→ Material for this exercise
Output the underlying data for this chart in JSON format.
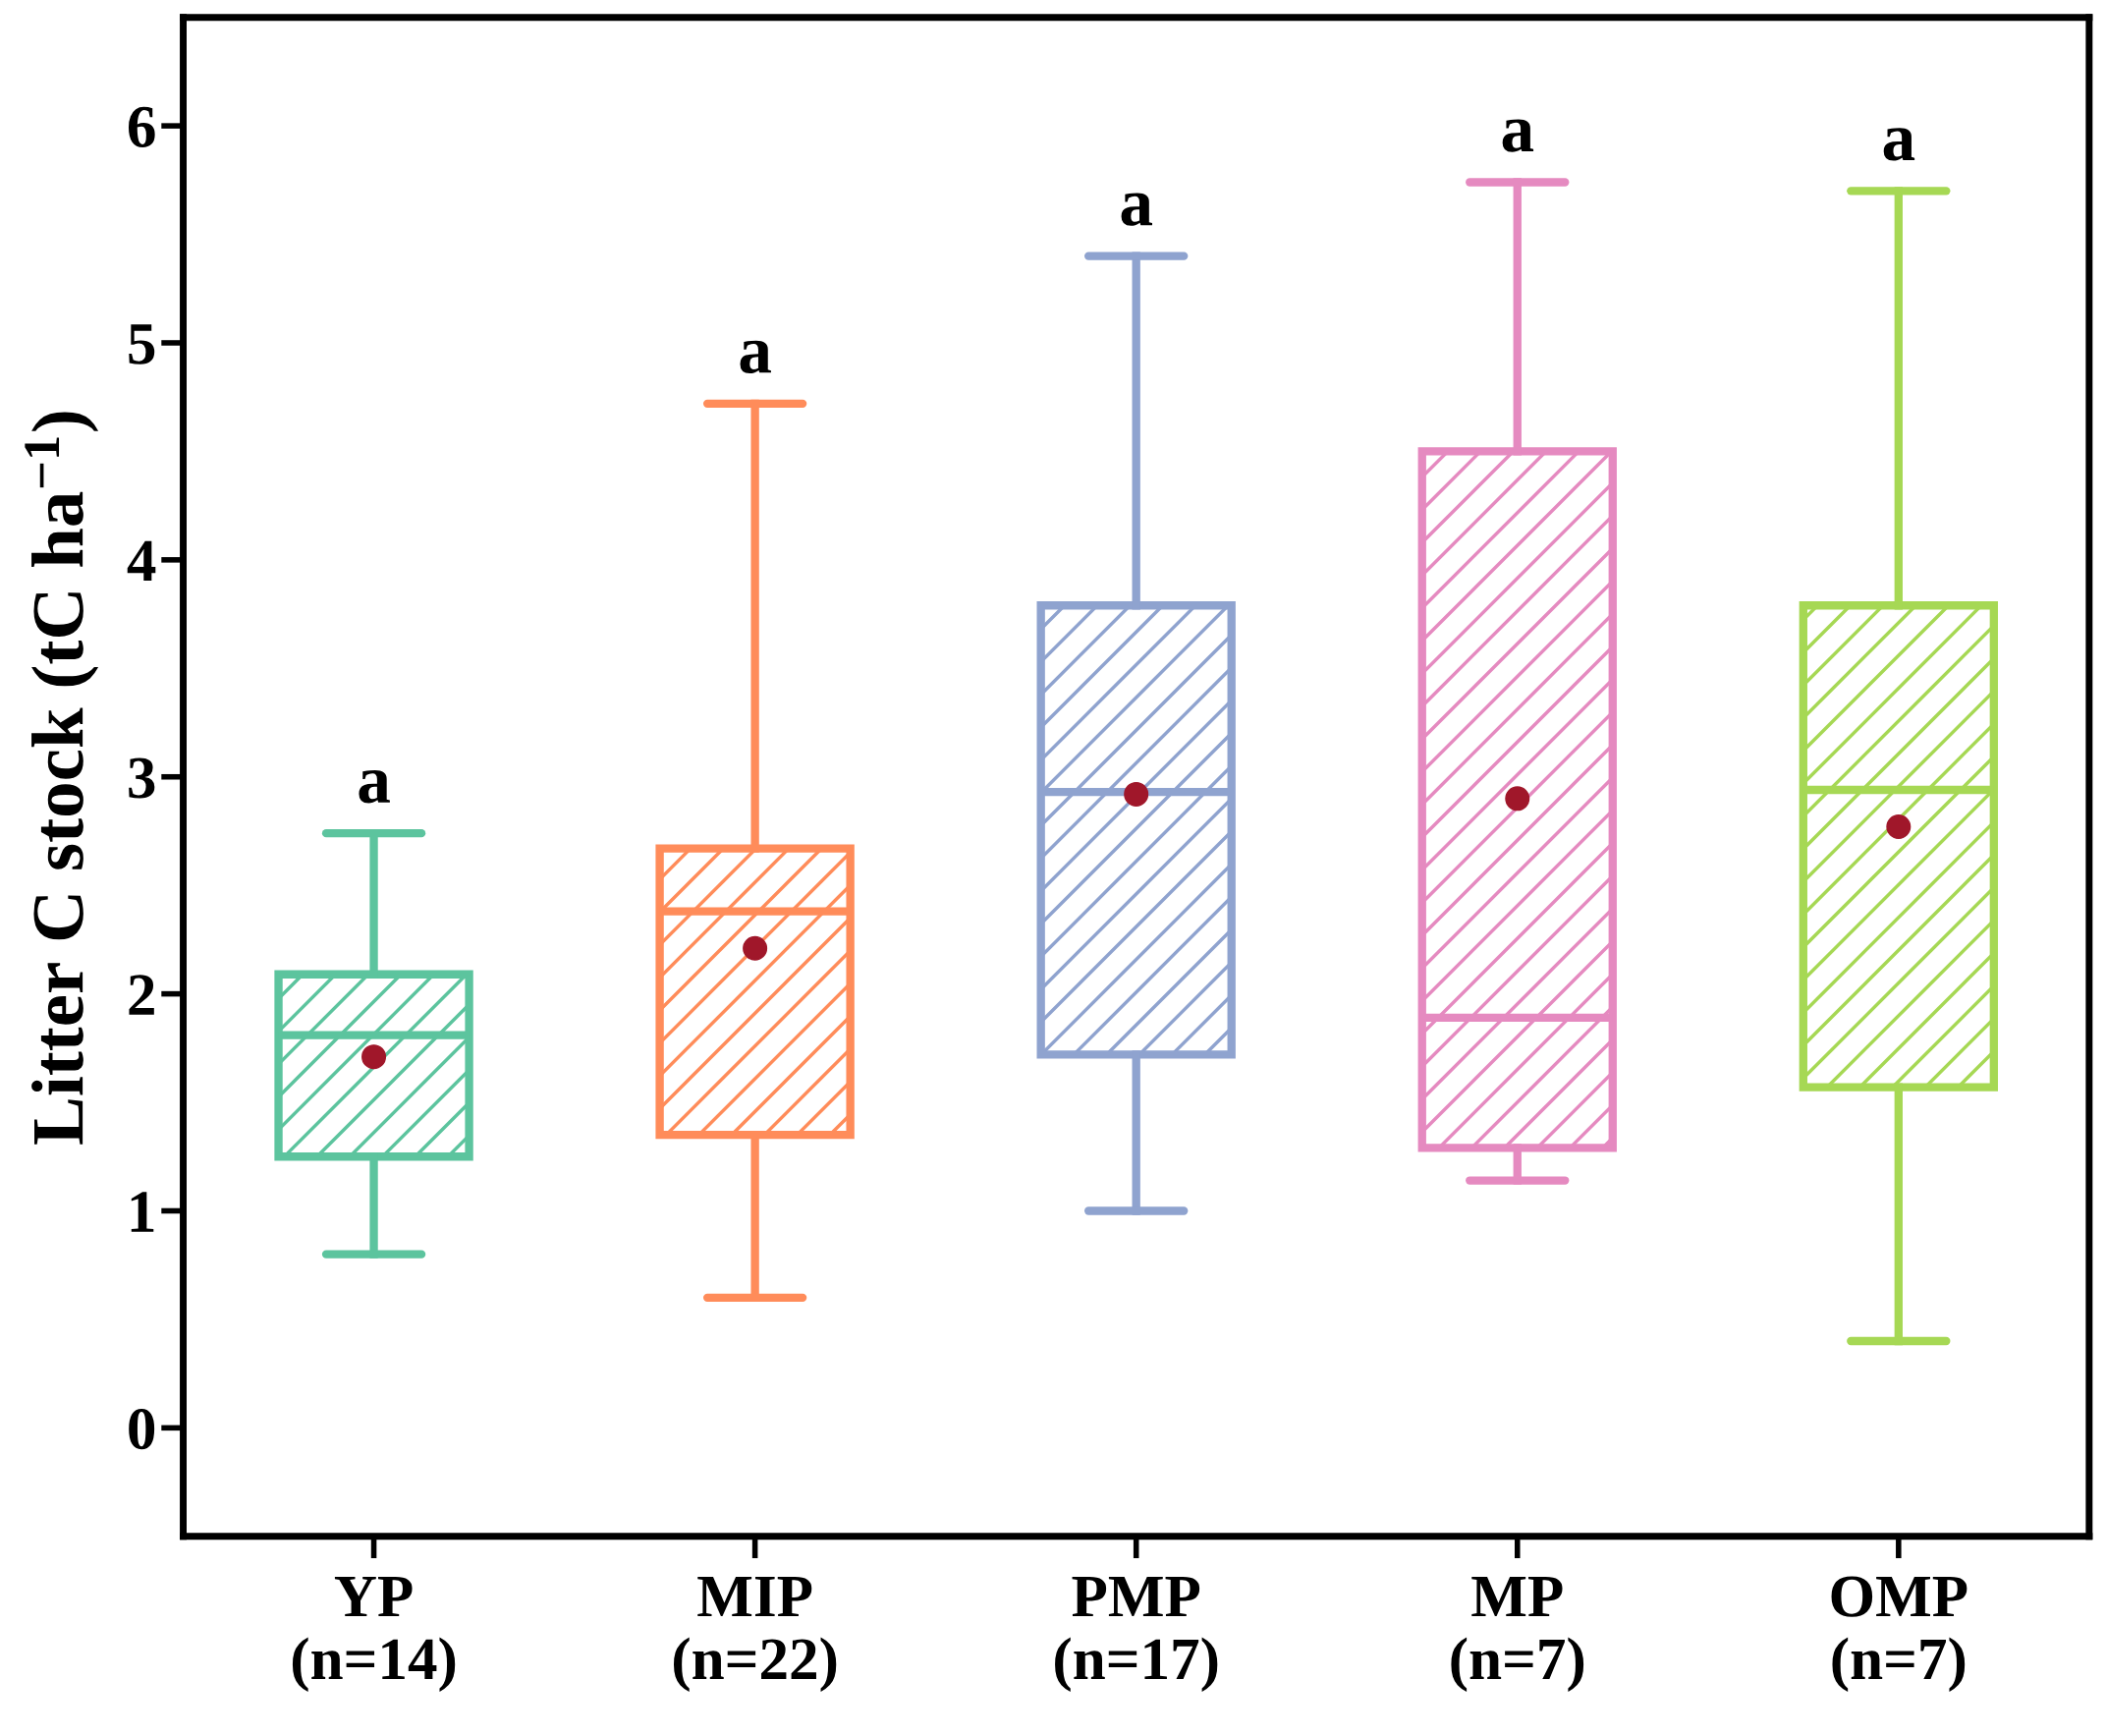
{
  "chart_data": {
    "type": "box",
    "ylabel": "Litter C stock (tC ha$^{−1}$)",
    "categories": [
      "YP\n(n=14)",
      "MIP\n(n=22)",
      "PMP\n(n=17)",
      "MP\n(n=7)",
      "OMP\n(n=7)"
    ],
    "colors": [
      "#5cc49e",
      "#ff8c5a",
      "#8fa3cf",
      "#e58ac0",
      "#a6d854"
    ],
    "boxes": [
      {
        "low": 0.8,
        "q1": 1.25,
        "median": 1.81,
        "q3": 2.09,
        "high": 2.74,
        "mean": 1.71
      },
      {
        "low": 0.6,
        "q1": 1.35,
        "median": 2.38,
        "q3": 2.67,
        "high": 4.72,
        "mean": 2.21
      },
      {
        "low": 1.0,
        "q1": 1.72,
        "median": 2.93,
        "q3": 3.79,
        "high": 5.4,
        "mean": 2.92
      },
      {
        "low": 1.14,
        "q1": 1.29,
        "median": 1.89,
        "q3": 4.5,
        "high": 5.74,
        "mean": 2.9
      },
      {
        "low": 0.4,
        "q1": 1.57,
        "median": 2.94,
        "q3": 3.79,
        "high": 5.7,
        "mean": 2.77
      }
    ],
    "annotations": [
      {
        "text": "a",
        "x": "YP\n(n=14)",
        "y": 2.74
      },
      {
        "text": "a",
        "x": "MIP\n(n=22)",
        "y": 4.72
      },
      {
        "text": "a",
        "x": "PMP\n(n=17)",
        "y": 5.4
      },
      {
        "text": "a",
        "x": "MP\n(n=7)",
        "y": 5.74
      },
      {
        "text": "a",
        "x": "OMP\n(n=7)",
        "y": 5.7
      }
    ],
    "ylim": [
      -0.5,
      6.5
    ],
    "yticks": [
      0,
      1,
      2,
      3,
      4,
      5,
      6
    ],
    "grid": false
  }
}
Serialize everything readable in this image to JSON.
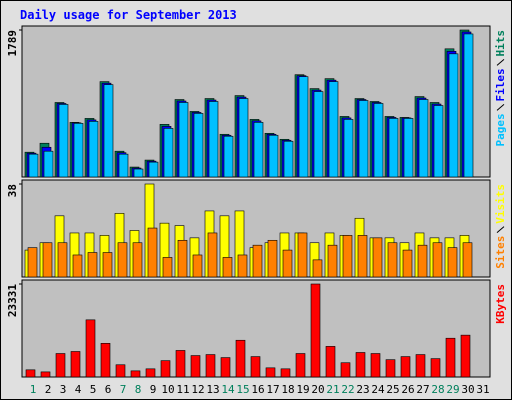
{
  "chart_data": [
    {
      "type": "bar",
      "title": "Daily usage for September 2013",
      "categories": [
        "1",
        "2",
        "3",
        "4",
        "5",
        "6",
        "7",
        "8",
        "9",
        "10",
        "11",
        "12",
        "13",
        "14",
        "15",
        "16",
        "17",
        "18",
        "19",
        "20",
        "21",
        "22",
        "23",
        "24",
        "25",
        "26",
        "27",
        "28",
        "29",
        "30",
        "31"
      ],
      "category_colors": [
        "#00805c",
        "#000000",
        "#000000",
        "#000000",
        "#000000",
        "#000000",
        "#00805c",
        "#00805c",
        "#000000",
        "#000000",
        "#000000",
        "#000000",
        "#000000",
        "#00805c",
        "#00805c",
        "#000000",
        "#000000",
        "#000000",
        "#000000",
        "#000000",
        "#00805c",
        "#00805c",
        "#000000",
        "#000000",
        "#000000",
        "#000000",
        "#000000",
        "#00805c",
        "#00805c",
        "#000000",
        "#000000"
      ],
      "ylim": [
        0,
        1789
      ],
      "yticks": [
        1789
      ],
      "series": [
        {
          "name": "Pages",
          "color": "#00c0ff",
          "values": [
            278,
            314,
            883,
            653,
            677,
            1124,
            278,
            97,
            181,
            592,
            907,
            774,
            919,
            496,
            955,
            665,
            508,
            435,
            1221,
            1040,
            1161,
            701,
            931,
            895,
            713,
            713,
            943,
            870,
            1499,
            1741,
            null
          ]
        },
        {
          "name": "Files",
          "color": "#0000ff",
          "values": [
            290,
            362,
            895,
            659,
            695,
            1142,
            296,
            109,
            193,
            616,
            925,
            786,
            937,
            508,
            973,
            683,
            520,
            447,
            1233,
            1058,
            1179,
            719,
            943,
            907,
            725,
            719,
            961,
            888,
            1530,
            1765,
            null
          ]
        },
        {
          "name": "Hits",
          "color": "#00805c",
          "values": [
            302,
            411,
            907,
            665,
            713,
            1161,
            314,
            121,
            206,
            641,
            943,
            798,
            955,
            520,
            991,
            701,
            532,
            459,
            1245,
            1076,
            1197,
            737,
            955,
            919,
            737,
            725,
            979,
            907,
            1560,
            1789,
            null
          ]
        }
      ]
    },
    {
      "type": "bar",
      "ylim": [
        0,
        38
      ],
      "yticks": [
        38
      ],
      "series": [
        {
          "name": "Sites",
          "color": "#ff8000",
          "values": [
            12,
            14,
            14,
            9,
            10,
            10,
            14,
            14,
            20,
            8,
            15,
            9,
            18,
            8,
            9,
            13,
            15,
            11,
            18,
            7,
            13,
            17,
            17,
            16,
            14,
            11,
            13,
            14,
            12,
            14,
            null
          ]
        },
        {
          "name": "Visits",
          "color": "#ffff00",
          "values": [
            11,
            14,
            25,
            18,
            18,
            17,
            26,
            19,
            38,
            22,
            21,
            16,
            27,
            25,
            27,
            12,
            14,
            18,
            18,
            14,
            18,
            17,
            24,
            16,
            16,
            14,
            18,
            16,
            16,
            17,
            null
          ]
        }
      ]
    },
    {
      "type": "bar",
      "ylim": [
        0,
        23331
      ],
      "yticks": [
        23331
      ],
      "series": [
        {
          "name": "KBytes",
          "color": "#ff0000",
          "values": [
            1800,
            1280,
            5890,
            6400,
            14340,
            8450,
            3070,
            1540,
            2050,
            4100,
            6660,
            5380,
            5630,
            4870,
            9220,
            5120,
            2300,
            2050,
            5890,
            23331,
            7680,
            3580,
            6150,
            5890,
            4350,
            5120,
            5630,
            4610,
            9730,
            10500,
            null
          ]
        }
      ]
    }
  ]
}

→ Task to complete
Above are the records. Identify each line that contains the word "high".

→ Written response
        "high": 2.74,
        "high": 4.72,
        "high": 5.4,
        "high": 5.74,
        "high": 5.7,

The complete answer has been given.